## Exercise directions
The exercise asks you to copy every line below in which "neuron" appears.

## Dataset rows
*-*-*

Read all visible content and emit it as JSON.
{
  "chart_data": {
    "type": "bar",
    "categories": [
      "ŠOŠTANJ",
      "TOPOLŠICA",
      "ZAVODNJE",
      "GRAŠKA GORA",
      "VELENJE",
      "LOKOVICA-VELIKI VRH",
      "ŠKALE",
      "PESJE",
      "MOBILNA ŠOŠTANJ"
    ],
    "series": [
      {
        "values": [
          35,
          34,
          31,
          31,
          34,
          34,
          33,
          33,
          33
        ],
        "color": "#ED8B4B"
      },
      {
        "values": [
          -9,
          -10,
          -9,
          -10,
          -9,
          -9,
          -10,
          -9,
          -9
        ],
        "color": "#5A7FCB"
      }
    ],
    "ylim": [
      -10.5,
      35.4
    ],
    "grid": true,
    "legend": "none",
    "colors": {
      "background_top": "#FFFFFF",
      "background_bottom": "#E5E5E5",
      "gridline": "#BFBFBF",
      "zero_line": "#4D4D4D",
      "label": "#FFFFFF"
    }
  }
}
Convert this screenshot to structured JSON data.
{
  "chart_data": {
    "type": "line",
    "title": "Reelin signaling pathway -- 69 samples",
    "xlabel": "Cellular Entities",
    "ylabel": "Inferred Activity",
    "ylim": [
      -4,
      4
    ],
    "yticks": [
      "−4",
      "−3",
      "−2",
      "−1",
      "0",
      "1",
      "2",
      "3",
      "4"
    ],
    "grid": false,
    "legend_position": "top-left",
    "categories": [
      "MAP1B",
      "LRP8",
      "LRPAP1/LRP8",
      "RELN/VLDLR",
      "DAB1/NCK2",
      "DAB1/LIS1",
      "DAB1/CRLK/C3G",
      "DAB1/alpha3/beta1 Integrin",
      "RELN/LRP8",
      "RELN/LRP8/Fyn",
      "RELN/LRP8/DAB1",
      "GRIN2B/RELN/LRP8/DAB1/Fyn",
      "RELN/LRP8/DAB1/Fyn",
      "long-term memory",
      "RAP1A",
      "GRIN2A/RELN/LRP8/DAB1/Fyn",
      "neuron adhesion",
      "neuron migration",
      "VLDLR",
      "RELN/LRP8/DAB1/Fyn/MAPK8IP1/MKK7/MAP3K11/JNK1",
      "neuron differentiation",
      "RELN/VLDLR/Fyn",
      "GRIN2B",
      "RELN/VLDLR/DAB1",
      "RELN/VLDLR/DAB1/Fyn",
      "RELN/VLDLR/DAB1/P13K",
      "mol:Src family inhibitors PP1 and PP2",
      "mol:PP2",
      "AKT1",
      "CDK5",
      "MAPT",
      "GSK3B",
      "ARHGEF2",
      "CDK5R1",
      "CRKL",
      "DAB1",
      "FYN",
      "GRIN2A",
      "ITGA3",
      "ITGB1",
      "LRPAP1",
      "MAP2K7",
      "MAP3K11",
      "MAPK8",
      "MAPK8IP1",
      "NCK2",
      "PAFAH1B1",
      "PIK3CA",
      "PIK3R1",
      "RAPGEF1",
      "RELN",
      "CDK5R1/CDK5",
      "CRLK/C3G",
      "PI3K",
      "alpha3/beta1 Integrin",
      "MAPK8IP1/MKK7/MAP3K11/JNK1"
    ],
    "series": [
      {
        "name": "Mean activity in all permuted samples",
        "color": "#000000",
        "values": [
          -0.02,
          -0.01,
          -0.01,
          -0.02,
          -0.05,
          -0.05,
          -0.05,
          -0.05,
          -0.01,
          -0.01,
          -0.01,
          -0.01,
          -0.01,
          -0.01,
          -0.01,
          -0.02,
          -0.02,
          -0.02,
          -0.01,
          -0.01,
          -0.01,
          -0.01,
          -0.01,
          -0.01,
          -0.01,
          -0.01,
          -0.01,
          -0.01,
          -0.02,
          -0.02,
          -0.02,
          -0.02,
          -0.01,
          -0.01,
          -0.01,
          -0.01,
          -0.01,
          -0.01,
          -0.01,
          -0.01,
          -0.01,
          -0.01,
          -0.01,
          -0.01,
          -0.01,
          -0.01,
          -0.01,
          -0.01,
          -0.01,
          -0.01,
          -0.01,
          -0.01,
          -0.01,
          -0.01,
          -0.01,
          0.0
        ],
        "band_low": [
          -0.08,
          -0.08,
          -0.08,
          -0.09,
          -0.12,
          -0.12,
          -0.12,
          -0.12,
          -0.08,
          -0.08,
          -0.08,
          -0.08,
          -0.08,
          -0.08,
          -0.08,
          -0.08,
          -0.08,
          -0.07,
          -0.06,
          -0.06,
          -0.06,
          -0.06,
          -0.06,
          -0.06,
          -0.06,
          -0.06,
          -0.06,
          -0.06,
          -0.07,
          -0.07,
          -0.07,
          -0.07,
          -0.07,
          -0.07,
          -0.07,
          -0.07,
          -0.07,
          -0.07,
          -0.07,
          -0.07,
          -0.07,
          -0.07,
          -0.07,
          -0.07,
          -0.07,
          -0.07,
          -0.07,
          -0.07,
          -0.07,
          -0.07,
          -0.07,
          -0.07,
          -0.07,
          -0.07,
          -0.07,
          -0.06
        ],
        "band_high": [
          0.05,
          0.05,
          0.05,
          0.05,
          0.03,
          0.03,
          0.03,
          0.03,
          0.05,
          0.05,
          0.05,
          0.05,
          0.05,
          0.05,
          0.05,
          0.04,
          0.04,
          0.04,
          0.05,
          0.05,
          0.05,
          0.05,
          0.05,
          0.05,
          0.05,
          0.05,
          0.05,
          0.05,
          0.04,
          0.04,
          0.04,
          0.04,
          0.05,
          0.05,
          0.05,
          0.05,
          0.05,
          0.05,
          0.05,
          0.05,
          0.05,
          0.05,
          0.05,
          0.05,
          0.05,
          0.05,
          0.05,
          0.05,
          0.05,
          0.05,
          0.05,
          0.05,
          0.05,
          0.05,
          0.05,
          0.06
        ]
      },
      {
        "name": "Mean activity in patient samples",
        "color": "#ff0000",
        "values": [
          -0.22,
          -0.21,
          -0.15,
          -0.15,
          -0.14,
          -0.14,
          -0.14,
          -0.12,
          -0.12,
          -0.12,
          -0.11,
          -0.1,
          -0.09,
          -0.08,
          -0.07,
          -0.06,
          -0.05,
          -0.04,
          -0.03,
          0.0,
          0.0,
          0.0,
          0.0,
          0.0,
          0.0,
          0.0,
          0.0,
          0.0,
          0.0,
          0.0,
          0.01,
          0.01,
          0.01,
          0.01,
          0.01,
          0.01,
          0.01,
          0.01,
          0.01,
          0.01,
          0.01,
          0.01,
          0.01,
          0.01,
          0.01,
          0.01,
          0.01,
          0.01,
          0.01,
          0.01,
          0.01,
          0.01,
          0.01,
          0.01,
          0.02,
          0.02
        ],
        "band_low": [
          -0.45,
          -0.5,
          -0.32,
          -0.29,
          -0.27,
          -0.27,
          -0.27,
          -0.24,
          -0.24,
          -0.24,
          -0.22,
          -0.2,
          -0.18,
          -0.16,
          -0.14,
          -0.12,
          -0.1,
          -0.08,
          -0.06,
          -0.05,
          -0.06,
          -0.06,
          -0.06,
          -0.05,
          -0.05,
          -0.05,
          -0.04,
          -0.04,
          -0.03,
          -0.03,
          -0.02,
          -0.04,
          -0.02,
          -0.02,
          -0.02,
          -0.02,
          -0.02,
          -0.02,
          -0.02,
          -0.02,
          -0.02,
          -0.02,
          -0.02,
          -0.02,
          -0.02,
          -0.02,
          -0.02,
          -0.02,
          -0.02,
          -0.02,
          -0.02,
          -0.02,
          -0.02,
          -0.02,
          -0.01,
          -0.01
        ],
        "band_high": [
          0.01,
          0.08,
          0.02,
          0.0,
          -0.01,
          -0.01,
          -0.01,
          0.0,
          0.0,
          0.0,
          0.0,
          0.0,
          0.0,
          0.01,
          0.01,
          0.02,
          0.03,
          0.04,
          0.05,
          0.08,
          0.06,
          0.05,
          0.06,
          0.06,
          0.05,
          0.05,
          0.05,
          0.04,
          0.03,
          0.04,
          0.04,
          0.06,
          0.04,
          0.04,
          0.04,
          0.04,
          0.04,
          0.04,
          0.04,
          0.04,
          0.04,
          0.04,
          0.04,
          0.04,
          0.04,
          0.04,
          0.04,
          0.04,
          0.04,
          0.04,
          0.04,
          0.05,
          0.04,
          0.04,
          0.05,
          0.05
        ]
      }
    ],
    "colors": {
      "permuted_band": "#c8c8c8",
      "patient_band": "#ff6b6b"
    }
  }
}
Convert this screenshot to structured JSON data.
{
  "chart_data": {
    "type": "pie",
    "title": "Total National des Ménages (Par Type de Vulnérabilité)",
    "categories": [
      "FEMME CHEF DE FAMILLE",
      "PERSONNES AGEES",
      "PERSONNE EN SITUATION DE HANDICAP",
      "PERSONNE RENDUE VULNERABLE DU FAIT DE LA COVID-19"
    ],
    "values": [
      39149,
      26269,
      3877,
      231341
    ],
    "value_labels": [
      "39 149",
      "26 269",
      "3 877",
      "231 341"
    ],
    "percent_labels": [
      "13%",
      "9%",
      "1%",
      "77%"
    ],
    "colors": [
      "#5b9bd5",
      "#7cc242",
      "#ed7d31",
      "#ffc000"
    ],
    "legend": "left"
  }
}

*-*-*

## Answer for the task
      "neuron adhesion",
      "neuron migration",
      "neuron differentiation",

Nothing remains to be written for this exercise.